Layout element annotations:
.....
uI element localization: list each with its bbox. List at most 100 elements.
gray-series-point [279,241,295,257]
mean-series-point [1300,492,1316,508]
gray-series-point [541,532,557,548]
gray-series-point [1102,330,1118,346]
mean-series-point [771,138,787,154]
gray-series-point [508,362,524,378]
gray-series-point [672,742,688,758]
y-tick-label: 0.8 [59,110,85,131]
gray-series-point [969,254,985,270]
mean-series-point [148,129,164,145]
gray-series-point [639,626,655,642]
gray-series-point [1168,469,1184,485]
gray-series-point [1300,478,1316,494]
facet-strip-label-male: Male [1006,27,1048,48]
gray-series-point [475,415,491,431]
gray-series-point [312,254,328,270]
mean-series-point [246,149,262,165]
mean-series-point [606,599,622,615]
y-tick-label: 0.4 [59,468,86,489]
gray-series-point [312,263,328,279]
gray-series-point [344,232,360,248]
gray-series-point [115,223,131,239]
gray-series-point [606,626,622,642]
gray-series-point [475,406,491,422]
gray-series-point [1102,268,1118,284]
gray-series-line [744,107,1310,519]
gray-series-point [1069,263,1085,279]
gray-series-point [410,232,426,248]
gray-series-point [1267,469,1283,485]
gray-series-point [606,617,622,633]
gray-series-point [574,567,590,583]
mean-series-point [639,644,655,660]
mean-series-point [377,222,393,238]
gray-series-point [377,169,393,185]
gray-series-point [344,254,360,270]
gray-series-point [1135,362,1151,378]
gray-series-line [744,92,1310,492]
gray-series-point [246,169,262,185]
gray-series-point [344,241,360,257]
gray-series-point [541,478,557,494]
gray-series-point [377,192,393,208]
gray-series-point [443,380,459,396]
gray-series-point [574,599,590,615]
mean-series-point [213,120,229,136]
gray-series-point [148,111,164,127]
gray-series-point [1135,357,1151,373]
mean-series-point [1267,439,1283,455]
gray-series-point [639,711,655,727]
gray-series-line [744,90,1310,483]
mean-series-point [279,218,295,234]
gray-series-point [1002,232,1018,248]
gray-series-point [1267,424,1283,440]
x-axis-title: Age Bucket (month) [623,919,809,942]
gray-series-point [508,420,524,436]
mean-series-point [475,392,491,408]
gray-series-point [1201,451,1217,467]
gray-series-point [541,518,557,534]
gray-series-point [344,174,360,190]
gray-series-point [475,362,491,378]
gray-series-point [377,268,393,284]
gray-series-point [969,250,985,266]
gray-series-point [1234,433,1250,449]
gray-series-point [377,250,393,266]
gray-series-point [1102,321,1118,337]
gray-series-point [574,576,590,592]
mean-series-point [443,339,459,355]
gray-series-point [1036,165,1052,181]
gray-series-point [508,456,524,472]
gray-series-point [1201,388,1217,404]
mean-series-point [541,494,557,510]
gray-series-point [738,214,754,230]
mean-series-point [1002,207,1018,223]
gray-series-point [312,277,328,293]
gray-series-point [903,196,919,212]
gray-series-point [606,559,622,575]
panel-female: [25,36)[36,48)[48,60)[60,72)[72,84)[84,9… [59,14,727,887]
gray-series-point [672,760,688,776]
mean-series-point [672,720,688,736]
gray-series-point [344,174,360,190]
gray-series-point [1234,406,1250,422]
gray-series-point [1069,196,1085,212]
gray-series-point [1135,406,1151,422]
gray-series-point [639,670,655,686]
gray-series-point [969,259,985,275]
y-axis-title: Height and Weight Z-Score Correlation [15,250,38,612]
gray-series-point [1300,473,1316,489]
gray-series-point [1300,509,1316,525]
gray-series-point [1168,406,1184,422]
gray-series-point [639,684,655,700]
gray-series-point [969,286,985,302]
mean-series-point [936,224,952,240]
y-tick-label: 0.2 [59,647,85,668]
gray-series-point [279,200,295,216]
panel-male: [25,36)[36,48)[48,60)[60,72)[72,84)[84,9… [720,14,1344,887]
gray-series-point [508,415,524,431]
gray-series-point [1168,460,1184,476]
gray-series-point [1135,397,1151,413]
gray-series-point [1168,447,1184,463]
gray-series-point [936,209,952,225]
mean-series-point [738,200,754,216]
.....
:: Written request ::
Print every line of the data above without any changes, keeping the original order.

:: Complete answer ::
uI element localization: list each with its bbox. List at most 100 elements.
gray-series-point [279,241,295,257]
mean-series-point [1300,492,1316,508]
gray-series-point [541,532,557,548]
gray-series-point [1102,330,1118,346]
mean-series-point [771,138,787,154]
gray-series-point [508,362,524,378]
gray-series-point [672,742,688,758]
y-tick-label: 0.8 [59,110,85,131]
gray-series-point [969,254,985,270]
mean-series-point [148,129,164,145]
gray-series-point [639,626,655,642]
gray-series-point [1168,469,1184,485]
gray-series-point [1300,478,1316,494]
facet-strip-label-male: Male [1006,27,1048,48]
gray-series-point [475,415,491,431]
gray-series-point [312,254,328,270]
mean-series-point [246,149,262,165]
mean-series-point [606,599,622,615]
y-tick-label: 0.4 [59,468,86,489]
gray-series-point [312,263,328,279]
gray-series-point [344,232,360,248]
gray-series-point [115,223,131,239]
gray-series-point [606,626,622,642]
gray-series-point [475,406,491,422]
gray-series-point [1102,268,1118,284]
gray-series-line [744,107,1310,519]
gray-series-point [1069,263,1085,279]
gray-series-point [410,232,426,248]
gray-series-point [1267,469,1283,485]
gray-series-point [606,617,622,633]
gray-series-point [574,567,590,583]
mean-series-point [639,644,655,660]
mean-series-point [377,222,393,238]
gray-series-point [377,169,393,185]
gray-series-point [344,254,360,270]
gray-series-point [1135,362,1151,378]
gray-series-line [744,92,1310,492]
gray-series-point [246,169,262,185]
gray-series-point [344,241,360,257]
gray-series-point [541,478,557,494]
gray-series-point [377,192,393,208]
gray-series-point [443,380,459,396]
gray-series-point [574,599,590,615]
mean-series-point [213,120,229,136]
gray-series-point [148,111,164,127]
gray-series-point [1135,357,1151,373]
mean-series-point [1267,439,1283,455]
gray-series-point [639,711,655,727]
gray-series-line [744,90,1310,483]
mean-series-point [279,218,295,234]
gray-series-point [1002,232,1018,248]
gray-series-point [1267,424,1283,440]
x-axis-title: Age Bucket (month) [623,919,809,942]
gray-series-point [508,420,524,436]
mean-series-point [475,392,491,408]
gray-series-point [1201,451,1217,467]
gray-series-point [541,518,557,534]
gray-series-point [344,174,360,190]
gray-series-point [475,362,491,378]
gray-series-point [377,268,393,284]
gray-series-point [969,250,985,266]
gray-series-point [1234,433,1250,449]
gray-series-point [377,250,393,266]
gray-series-point [1102,321,1118,337]
gray-series-point [574,576,590,592]
mean-series-point [443,339,459,355]
gray-series-point [1036,165,1052,181]
gray-series-point [508,456,524,472]
gray-series-point [1201,388,1217,404]
mean-series-point [541,494,557,510]
gray-series-point [738,214,754,230]
mean-series-point [1002,207,1018,223]
gray-series-point [312,277,328,293]
gray-series-point [903,196,919,212]
gray-series-point [606,559,622,575]
panel-female: [25,36)[36,48)[48,60)[60,72)[72,84)[84,9… [59,14,727,887]
gray-series-point [672,760,688,776]
mean-series-point [672,720,688,736]
gray-series-point [344,174,360,190]
gray-series-point [1234,406,1250,422]
gray-series-point [1069,196,1085,212]
gray-series-point [1135,406,1151,422]
gray-series-point [639,670,655,686]
gray-series-point [969,259,985,275]
y-axis-title: Height and Weight Z-Score Correlation [15,250,38,612]
gray-series-point [1300,473,1316,489]
gray-series-point [1300,509,1316,525]
gray-series-point [1168,406,1184,422]
gray-series-point [639,684,655,700]
gray-series-point [969,286,985,302]
mean-series-point [936,224,952,240]
y-tick-label: 0.2 [59,647,85,668]
gray-series-point [279,200,295,216]
panel-male: [25,36)[36,48)[48,60)[60,72)[72,84)[84,9… [720,14,1344,887]
gray-series-point [508,415,524,431]
gray-series-point [1168,460,1184,476]
gray-series-point [1135,397,1151,413]
gray-series-point [1168,447,1184,463]
gray-series-point [936,209,952,225]
mean-series-point [738,200,754,216]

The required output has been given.